• _YOUR OBJECTIVE_
Pull every line containing "JSON" from the entries.

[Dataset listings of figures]
*-*-*

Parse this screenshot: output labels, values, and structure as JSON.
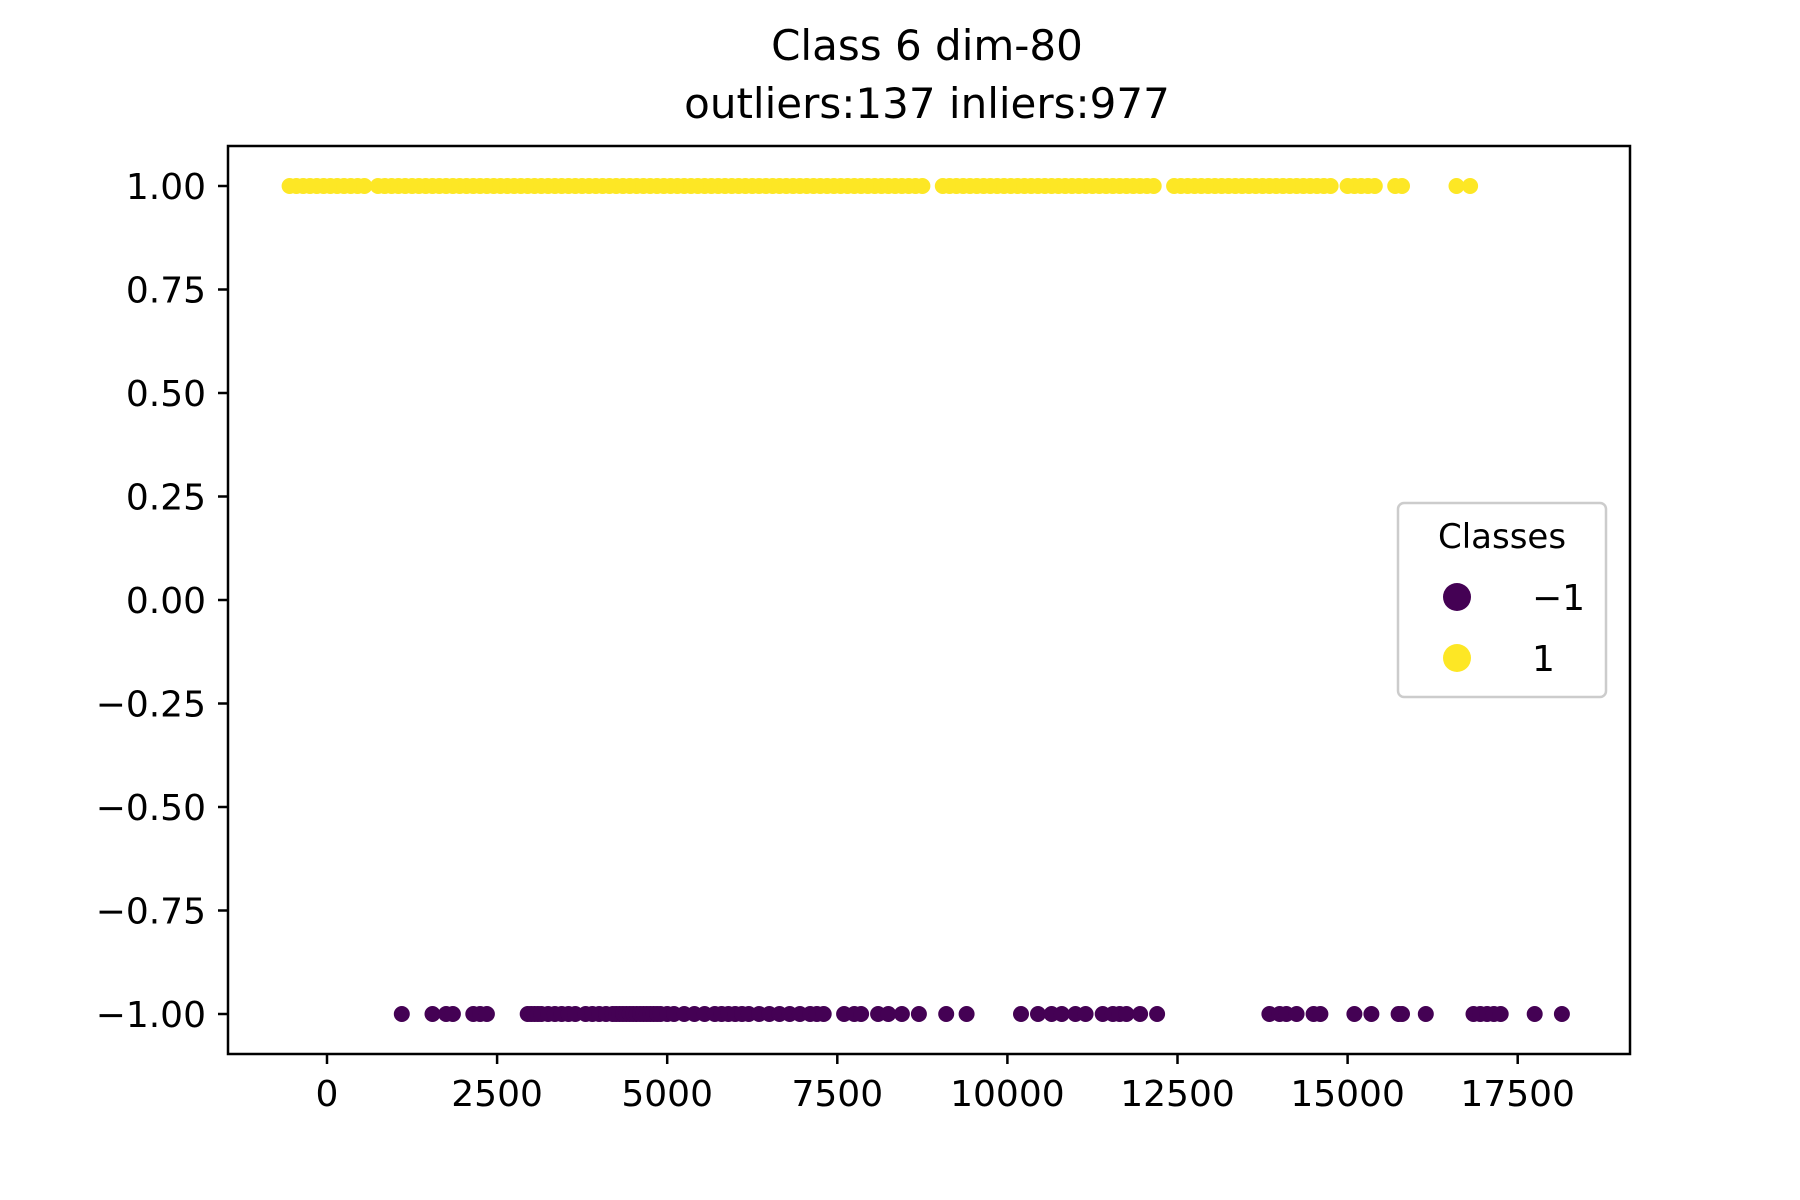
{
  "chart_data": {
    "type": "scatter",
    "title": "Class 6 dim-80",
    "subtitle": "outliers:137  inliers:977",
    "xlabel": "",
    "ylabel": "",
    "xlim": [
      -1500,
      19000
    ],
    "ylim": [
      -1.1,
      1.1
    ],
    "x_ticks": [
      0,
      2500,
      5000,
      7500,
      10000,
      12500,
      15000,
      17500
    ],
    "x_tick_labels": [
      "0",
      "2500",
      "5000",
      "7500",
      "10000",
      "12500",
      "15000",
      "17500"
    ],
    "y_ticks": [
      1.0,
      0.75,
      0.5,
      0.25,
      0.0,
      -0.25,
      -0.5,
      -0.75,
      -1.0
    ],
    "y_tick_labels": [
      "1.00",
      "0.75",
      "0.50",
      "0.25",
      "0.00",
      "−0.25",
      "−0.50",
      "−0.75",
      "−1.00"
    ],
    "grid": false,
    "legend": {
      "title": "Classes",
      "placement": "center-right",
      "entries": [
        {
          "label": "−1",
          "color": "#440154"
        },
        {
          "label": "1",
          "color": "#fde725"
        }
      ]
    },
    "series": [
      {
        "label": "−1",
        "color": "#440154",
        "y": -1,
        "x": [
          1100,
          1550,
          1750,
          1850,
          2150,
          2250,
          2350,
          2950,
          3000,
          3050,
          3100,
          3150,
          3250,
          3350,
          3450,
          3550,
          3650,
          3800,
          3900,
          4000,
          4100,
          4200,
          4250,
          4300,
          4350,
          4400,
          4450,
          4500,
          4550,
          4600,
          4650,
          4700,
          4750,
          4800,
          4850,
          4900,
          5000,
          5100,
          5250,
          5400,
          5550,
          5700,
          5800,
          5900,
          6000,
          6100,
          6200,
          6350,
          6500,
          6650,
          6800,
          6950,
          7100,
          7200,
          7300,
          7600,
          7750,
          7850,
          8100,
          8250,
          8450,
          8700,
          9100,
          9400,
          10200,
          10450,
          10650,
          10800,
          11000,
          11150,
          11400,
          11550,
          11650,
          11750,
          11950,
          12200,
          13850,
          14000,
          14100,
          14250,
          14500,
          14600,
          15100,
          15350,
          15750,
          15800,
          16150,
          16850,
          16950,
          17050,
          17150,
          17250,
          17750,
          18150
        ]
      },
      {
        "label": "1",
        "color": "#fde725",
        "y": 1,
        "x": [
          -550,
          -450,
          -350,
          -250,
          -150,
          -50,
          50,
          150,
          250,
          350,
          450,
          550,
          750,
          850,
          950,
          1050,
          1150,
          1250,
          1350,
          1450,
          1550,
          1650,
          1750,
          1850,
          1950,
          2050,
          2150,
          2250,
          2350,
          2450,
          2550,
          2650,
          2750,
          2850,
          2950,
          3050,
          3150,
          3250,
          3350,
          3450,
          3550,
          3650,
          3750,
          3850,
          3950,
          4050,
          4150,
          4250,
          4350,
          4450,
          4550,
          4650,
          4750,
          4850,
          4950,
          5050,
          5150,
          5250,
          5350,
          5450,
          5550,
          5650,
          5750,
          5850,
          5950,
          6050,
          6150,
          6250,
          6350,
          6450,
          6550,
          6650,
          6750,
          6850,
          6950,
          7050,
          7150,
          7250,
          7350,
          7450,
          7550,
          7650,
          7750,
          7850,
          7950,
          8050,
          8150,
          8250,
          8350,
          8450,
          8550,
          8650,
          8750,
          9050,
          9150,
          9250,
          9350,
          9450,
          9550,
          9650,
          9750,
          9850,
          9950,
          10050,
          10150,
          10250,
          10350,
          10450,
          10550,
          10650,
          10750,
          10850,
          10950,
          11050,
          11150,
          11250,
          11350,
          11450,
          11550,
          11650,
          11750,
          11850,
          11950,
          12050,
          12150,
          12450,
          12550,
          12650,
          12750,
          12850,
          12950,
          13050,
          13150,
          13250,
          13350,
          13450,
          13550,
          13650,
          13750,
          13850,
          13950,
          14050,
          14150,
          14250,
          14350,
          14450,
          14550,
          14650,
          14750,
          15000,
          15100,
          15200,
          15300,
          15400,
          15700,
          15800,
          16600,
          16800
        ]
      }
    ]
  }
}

*-*-*

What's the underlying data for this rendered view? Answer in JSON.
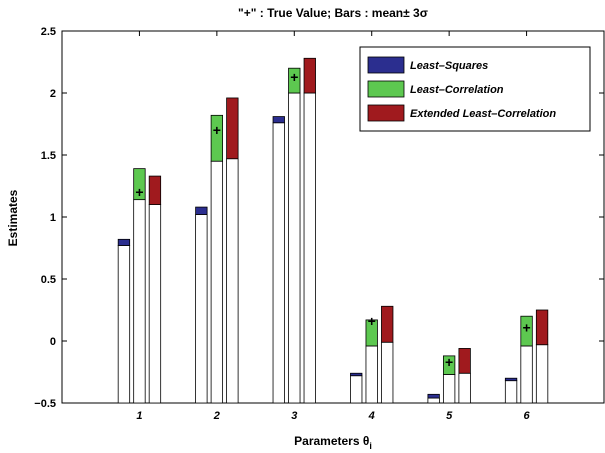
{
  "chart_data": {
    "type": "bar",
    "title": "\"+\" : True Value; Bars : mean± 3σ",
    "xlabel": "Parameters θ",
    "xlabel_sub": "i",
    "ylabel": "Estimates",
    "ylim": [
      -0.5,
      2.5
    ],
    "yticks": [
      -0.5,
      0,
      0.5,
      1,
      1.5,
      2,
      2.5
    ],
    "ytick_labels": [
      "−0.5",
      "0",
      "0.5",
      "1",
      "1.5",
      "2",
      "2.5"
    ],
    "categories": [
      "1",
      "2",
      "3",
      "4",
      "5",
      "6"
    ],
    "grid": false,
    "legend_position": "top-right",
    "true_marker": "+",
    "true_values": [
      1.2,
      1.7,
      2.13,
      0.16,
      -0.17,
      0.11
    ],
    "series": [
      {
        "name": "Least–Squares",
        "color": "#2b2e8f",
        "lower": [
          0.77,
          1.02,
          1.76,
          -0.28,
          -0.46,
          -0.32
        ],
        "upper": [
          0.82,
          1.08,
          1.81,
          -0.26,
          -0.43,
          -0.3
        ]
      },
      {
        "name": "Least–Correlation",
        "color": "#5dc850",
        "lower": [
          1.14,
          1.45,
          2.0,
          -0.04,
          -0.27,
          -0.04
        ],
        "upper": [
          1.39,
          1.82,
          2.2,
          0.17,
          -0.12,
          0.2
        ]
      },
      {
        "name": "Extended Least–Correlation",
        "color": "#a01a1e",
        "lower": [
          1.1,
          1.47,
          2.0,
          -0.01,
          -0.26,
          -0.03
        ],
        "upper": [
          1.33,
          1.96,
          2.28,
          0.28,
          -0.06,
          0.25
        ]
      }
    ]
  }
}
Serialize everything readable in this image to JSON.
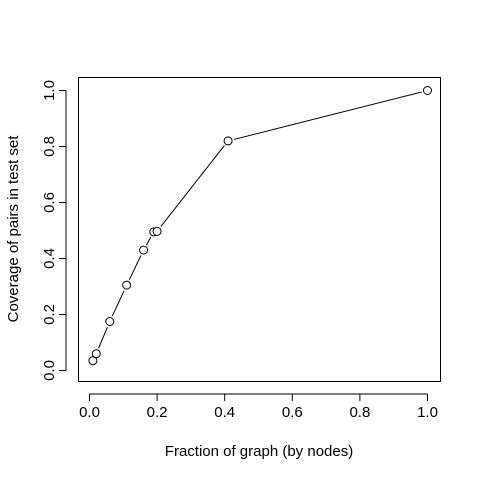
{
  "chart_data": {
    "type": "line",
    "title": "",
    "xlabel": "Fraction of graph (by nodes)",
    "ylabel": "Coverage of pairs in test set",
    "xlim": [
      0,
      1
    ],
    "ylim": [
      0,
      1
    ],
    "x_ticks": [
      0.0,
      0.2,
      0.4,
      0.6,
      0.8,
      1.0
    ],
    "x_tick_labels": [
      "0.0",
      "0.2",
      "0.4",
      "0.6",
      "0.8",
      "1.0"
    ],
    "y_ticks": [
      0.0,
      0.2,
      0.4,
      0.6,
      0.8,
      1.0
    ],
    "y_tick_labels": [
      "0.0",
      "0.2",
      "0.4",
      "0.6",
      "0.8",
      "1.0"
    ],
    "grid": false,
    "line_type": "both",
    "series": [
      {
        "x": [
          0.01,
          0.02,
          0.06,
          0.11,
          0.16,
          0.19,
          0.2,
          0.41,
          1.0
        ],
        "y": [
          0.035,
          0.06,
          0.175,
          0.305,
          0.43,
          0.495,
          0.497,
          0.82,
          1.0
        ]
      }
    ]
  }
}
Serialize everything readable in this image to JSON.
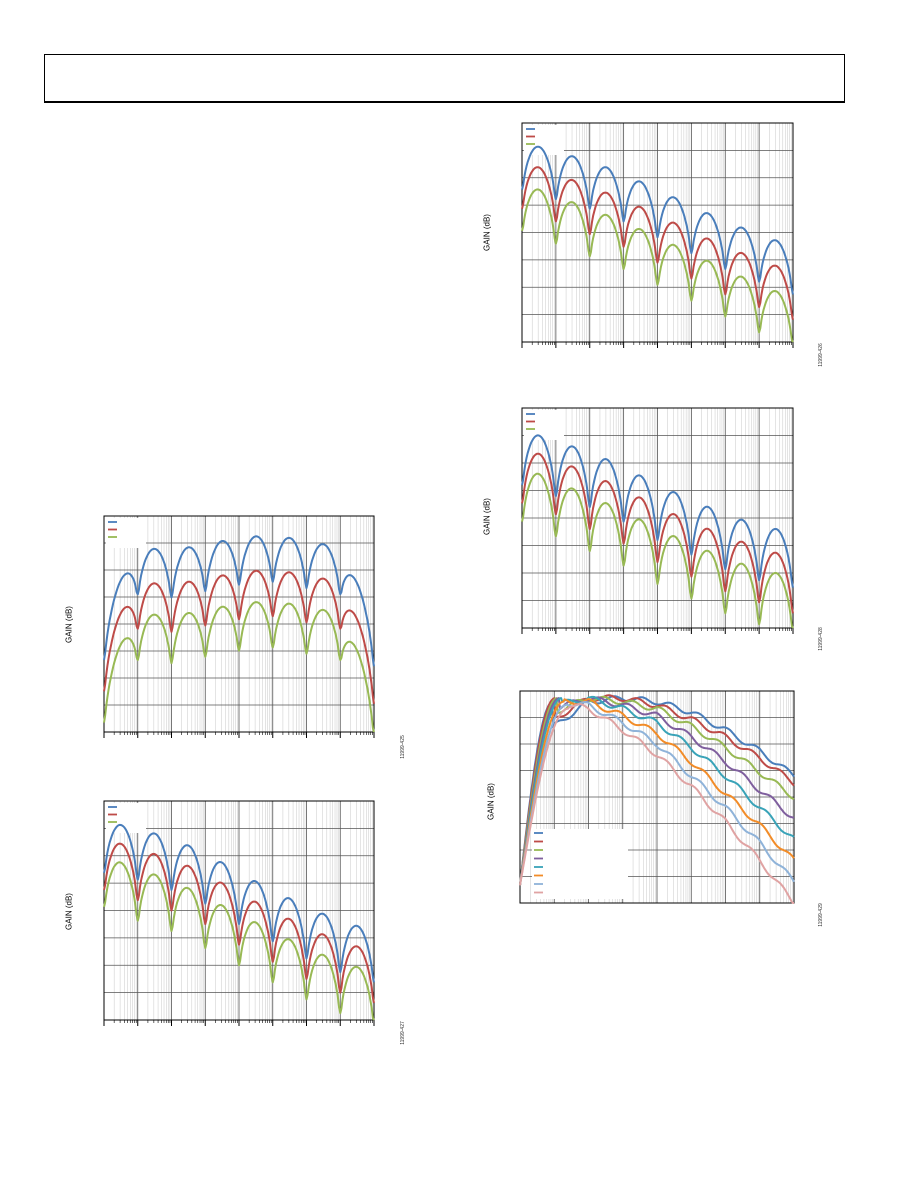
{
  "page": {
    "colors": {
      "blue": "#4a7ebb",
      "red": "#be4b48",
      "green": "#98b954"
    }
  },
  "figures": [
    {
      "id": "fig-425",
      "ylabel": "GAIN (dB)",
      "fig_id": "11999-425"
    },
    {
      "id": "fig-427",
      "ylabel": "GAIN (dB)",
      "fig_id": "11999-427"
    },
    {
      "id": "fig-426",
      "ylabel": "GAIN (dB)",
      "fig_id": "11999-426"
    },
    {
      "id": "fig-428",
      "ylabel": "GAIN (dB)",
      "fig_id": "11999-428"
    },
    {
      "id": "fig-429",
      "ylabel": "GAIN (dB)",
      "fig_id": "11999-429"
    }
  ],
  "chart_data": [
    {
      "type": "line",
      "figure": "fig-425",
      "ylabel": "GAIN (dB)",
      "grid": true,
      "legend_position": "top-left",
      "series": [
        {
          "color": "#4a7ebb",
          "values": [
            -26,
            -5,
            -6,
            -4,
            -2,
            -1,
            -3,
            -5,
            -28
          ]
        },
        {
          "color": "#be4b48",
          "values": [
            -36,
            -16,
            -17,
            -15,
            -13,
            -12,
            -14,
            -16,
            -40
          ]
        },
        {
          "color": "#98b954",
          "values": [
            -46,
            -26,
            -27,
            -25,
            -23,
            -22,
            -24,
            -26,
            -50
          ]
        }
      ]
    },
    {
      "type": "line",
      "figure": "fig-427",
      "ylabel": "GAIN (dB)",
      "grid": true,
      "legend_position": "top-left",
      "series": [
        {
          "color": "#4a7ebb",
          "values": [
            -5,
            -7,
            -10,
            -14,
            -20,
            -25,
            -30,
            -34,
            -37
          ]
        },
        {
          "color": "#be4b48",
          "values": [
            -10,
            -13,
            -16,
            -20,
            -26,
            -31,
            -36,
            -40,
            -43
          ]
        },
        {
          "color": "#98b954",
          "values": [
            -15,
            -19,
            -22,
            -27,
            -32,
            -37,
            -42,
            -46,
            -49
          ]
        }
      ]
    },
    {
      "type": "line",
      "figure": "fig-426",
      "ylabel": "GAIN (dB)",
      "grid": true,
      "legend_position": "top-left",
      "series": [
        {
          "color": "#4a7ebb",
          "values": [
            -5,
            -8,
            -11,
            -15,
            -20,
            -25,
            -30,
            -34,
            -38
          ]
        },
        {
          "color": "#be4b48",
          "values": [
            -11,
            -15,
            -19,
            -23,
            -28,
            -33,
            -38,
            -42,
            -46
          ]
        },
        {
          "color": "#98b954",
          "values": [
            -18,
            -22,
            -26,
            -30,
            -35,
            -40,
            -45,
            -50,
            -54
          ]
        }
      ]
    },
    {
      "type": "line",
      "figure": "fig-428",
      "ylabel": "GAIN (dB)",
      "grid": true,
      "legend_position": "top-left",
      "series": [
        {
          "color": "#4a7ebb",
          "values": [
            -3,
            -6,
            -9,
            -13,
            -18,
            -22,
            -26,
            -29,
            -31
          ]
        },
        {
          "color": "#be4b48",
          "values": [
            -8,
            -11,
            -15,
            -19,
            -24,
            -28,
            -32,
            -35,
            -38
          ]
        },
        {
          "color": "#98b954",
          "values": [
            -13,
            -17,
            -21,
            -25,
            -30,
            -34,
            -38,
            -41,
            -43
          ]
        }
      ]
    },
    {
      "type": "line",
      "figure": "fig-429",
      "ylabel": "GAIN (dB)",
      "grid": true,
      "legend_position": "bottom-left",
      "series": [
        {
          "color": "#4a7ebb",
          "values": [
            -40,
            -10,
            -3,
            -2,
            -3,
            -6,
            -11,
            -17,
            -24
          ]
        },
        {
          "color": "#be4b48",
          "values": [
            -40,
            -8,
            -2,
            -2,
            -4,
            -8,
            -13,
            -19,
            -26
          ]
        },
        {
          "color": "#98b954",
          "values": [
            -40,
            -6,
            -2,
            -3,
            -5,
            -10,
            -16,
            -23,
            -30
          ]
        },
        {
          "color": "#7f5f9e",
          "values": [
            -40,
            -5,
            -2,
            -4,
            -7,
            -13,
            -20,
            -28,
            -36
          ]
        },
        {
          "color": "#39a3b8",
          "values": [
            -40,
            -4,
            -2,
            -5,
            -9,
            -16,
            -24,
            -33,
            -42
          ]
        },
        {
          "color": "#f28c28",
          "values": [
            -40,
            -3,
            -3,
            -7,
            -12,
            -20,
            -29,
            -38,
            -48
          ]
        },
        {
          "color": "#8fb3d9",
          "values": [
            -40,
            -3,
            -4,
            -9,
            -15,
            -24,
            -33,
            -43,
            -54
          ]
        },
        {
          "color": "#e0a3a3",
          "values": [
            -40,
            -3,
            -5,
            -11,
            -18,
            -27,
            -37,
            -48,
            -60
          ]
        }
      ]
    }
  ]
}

*-*-*

• _REPLY TO THE EXERCISE_
Parse this screenshot: output labels, values, and structure as JSON.
What's the underlying data for this rendered view? Answer in JSON.
Serialize everything readable in this image to JSON.
Serialize everything readable in this image to JSON.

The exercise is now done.